◆ Problem to work on: Collect all lines from the records below that include the word "arcmin".

◆ Listed entries:

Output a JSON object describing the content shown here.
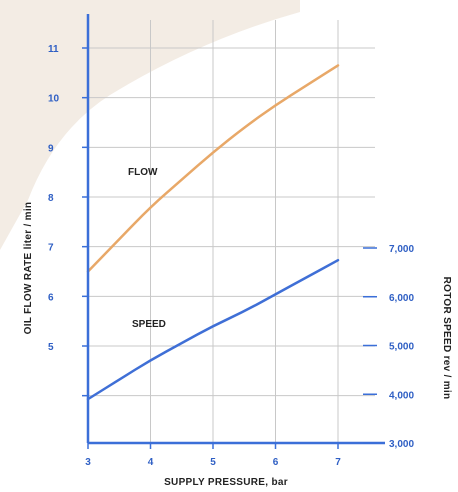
{
  "colors": {
    "axis": "#3b6fd8",
    "grid": "#c8c8c8",
    "flow": "#e8a868",
    "speed": "#3f6fd6",
    "text": "#222222",
    "tick_text": "#2f5fc4",
    "bg_shape": "#f3ece4"
  },
  "chart_data": {
    "type": "line",
    "xlabel": "SUPPLY PRESSURE, bar",
    "ylabel_left": "OIL FLOW RATE liter / min",
    "ylabel_right": "ROTOR SPEED rev / min",
    "x_ticks": [
      "3",
      "4",
      "5",
      "6",
      "7"
    ],
    "xlim": [
      3,
      7
    ],
    "y_left_ticks": [
      "5",
      "6",
      "7",
      "8",
      "9",
      "10",
      "11"
    ],
    "y_left_tick_values": [
      5,
      6,
      7,
      8,
      9,
      10,
      11
    ],
    "y_right_ticks": [
      "3,000",
      "4,000",
      "5,000",
      "6,000",
      "7,000"
    ],
    "y_right_tick_values": [
      3000,
      4000,
      5000,
      6000,
      7000
    ],
    "series": [
      {
        "name": "FLOW",
        "axis": "left",
        "x": [
          3,
          3.5,
          4,
          4.5,
          5,
          5.5,
          6,
          6.5,
          7
        ],
        "y": [
          6.5,
          7.15,
          7.8,
          8.35,
          8.9,
          9.4,
          9.85,
          10.25,
          10.65
        ]
      },
      {
        "name": "SPEED",
        "axis": "right",
        "x": [
          3,
          3.5,
          4,
          4.5,
          5,
          5.5,
          6,
          6.5,
          7
        ],
        "y": [
          3900,
          4300,
          4700,
          5050,
          5400,
          5700,
          6050,
          6400,
          6750
        ]
      }
    ]
  }
}
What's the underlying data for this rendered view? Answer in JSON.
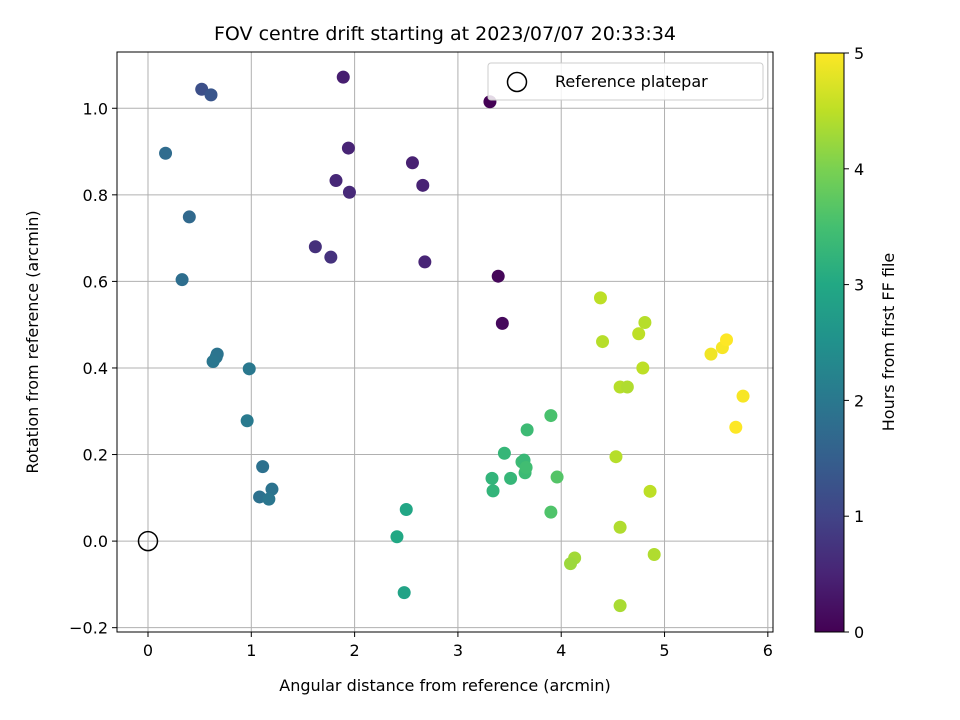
{
  "chart_data": {
    "type": "scatter",
    "title": "FOV centre drift starting at 2023/07/07 20:33:34",
    "xlabel": "Angular distance from reference (arcmin)",
    "ylabel": "Rotation from reference (arcmin)",
    "xlim": [
      -0.3,
      6.05
    ],
    "ylim": [
      -0.21,
      1.13
    ],
    "xticks": [
      0,
      1,
      2,
      3,
      4,
      5,
      6
    ],
    "xtick_labels": [
      "0",
      "1",
      "2",
      "3",
      "4",
      "5",
      "6"
    ],
    "yticks": [
      -0.2,
      0.0,
      0.2,
      0.4,
      0.6,
      0.8,
      1.0
    ],
    "ytick_labels": [
      "−0.2",
      "0.0",
      "0.2",
      "0.4",
      "0.6",
      "0.8",
      "1.0"
    ],
    "grid": true,
    "legend": {
      "placement": "top-right",
      "entries": [
        {
          "label": "Reference platepar",
          "marker": "open-circle"
        }
      ]
    },
    "colorbar": {
      "label": "Hours from first FF file",
      "colormap": "viridis",
      "range": [
        0,
        5
      ],
      "ticks": [
        0,
        1,
        2,
        3,
        4,
        5
      ],
      "tick_labels": [
        "0",
        "1",
        "2",
        "3",
        "4",
        "5"
      ]
    },
    "reference_point": {
      "x": 0,
      "y": 0
    },
    "series": [
      {
        "points": [
          {
            "x": 3.31,
            "y": 1.015,
            "c": 0.02
          },
          {
            "x": 3.39,
            "y": 0.612,
            "c": 0.08
          },
          {
            "x": 3.43,
            "y": 0.503,
            "c": 0.12
          },
          {
            "x": 1.89,
            "y": 1.072,
            "c": 0.42
          },
          {
            "x": 1.94,
            "y": 0.908,
            "c": 0.5
          },
          {
            "x": 1.82,
            "y": 0.833,
            "c": 0.55
          },
          {
            "x": 1.95,
            "y": 0.806,
            "c": 0.58
          },
          {
            "x": 2.56,
            "y": 0.874,
            "c": 0.45
          },
          {
            "x": 2.66,
            "y": 0.822,
            "c": 0.48
          },
          {
            "x": 2.68,
            "y": 0.645,
            "c": 0.52
          },
          {
            "x": 1.62,
            "y": 0.68,
            "c": 0.68
          },
          {
            "x": 1.77,
            "y": 0.656,
            "c": 0.72
          },
          {
            "x": 0.52,
            "y": 1.044,
            "c": 1.2
          },
          {
            "x": 0.61,
            "y": 1.031,
            "c": 1.32
          },
          {
            "x": 0.17,
            "y": 0.896,
            "c": 1.75
          },
          {
            "x": 0.4,
            "y": 0.749,
            "c": 1.7
          },
          {
            "x": 0.33,
            "y": 0.604,
            "c": 1.8
          },
          {
            "x": 0.67,
            "y": 0.432,
            "c": 1.9
          },
          {
            "x": 0.66,
            "y": 0.425,
            "c": 1.92
          },
          {
            "x": 0.63,
            "y": 0.415,
            "c": 1.95
          },
          {
            "x": 0.98,
            "y": 0.398,
            "c": 2.0
          },
          {
            "x": 0.96,
            "y": 0.278,
            "c": 2.05
          },
          {
            "x": 1.11,
            "y": 0.172,
            "c": 1.85
          },
          {
            "x": 1.2,
            "y": 0.12,
            "c": 1.9
          },
          {
            "x": 1.08,
            "y": 0.102,
            "c": 1.85
          },
          {
            "x": 1.17,
            "y": 0.097,
            "c": 1.95
          },
          {
            "x": 2.5,
            "y": 0.073,
            "c": 2.95
          },
          {
            "x": 2.41,
            "y": 0.01,
            "c": 3.0
          },
          {
            "x": 2.48,
            "y": -0.119,
            "c": 2.9
          },
          {
            "x": 3.33,
            "y": 0.145,
            "c": 3.25
          },
          {
            "x": 3.34,
            "y": 0.116,
            "c": 3.25
          },
          {
            "x": 3.45,
            "y": 0.203,
            "c": 3.3
          },
          {
            "x": 3.51,
            "y": 0.145,
            "c": 3.3
          },
          {
            "x": 3.62,
            "y": 0.183,
            "c": 3.4
          },
          {
            "x": 3.64,
            "y": 0.187,
            "c": 3.35
          },
          {
            "x": 3.65,
            "y": 0.158,
            "c": 3.4
          },
          {
            "x": 3.66,
            "y": 0.17,
            "c": 3.45
          },
          {
            "x": 3.67,
            "y": 0.257,
            "c": 3.4
          },
          {
            "x": 3.9,
            "y": 0.29,
            "c": 3.55
          },
          {
            "x": 3.9,
            "y": 0.067,
            "c": 3.6
          },
          {
            "x": 3.96,
            "y": 0.148,
            "c": 3.65
          },
          {
            "x": 4.38,
            "y": 0.562,
            "c": 4.5
          },
          {
            "x": 4.4,
            "y": 0.461,
            "c": 4.45
          },
          {
            "x": 4.57,
            "y": 0.356,
            "c": 4.45
          },
          {
            "x": 4.64,
            "y": 0.356,
            "c": 4.4
          },
          {
            "x": 4.75,
            "y": 0.479,
            "c": 4.5
          },
          {
            "x": 4.81,
            "y": 0.505,
            "c": 4.45
          },
          {
            "x": 4.79,
            "y": 0.4,
            "c": 4.5
          },
          {
            "x": 4.53,
            "y": 0.195,
            "c": 4.45
          },
          {
            "x": 4.57,
            "y": 0.032,
            "c": 4.4
          },
          {
            "x": 4.57,
            "y": -0.149,
            "c": 4.35
          },
          {
            "x": 4.13,
            "y": -0.039,
            "c": 4.3
          },
          {
            "x": 4.09,
            "y": -0.052,
            "c": 4.25
          },
          {
            "x": 4.86,
            "y": 0.115,
            "c": 4.5
          },
          {
            "x": 4.9,
            "y": -0.031,
            "c": 4.4
          },
          {
            "x": 5.45,
            "y": 0.432,
            "c": 4.9
          },
          {
            "x": 5.56,
            "y": 0.447,
            "c": 4.95
          },
          {
            "x": 5.6,
            "y": 0.465,
            "c": 5.0
          },
          {
            "x": 5.76,
            "y": 0.335,
            "c": 4.95
          },
          {
            "x": 5.69,
            "y": 0.263,
            "c": 5.0
          }
        ]
      }
    ]
  }
}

◆ Reply:
    "xlabel": "Angular distance from reference (arcmin)",
    "ylabel": "Rotation from reference (arcmin)",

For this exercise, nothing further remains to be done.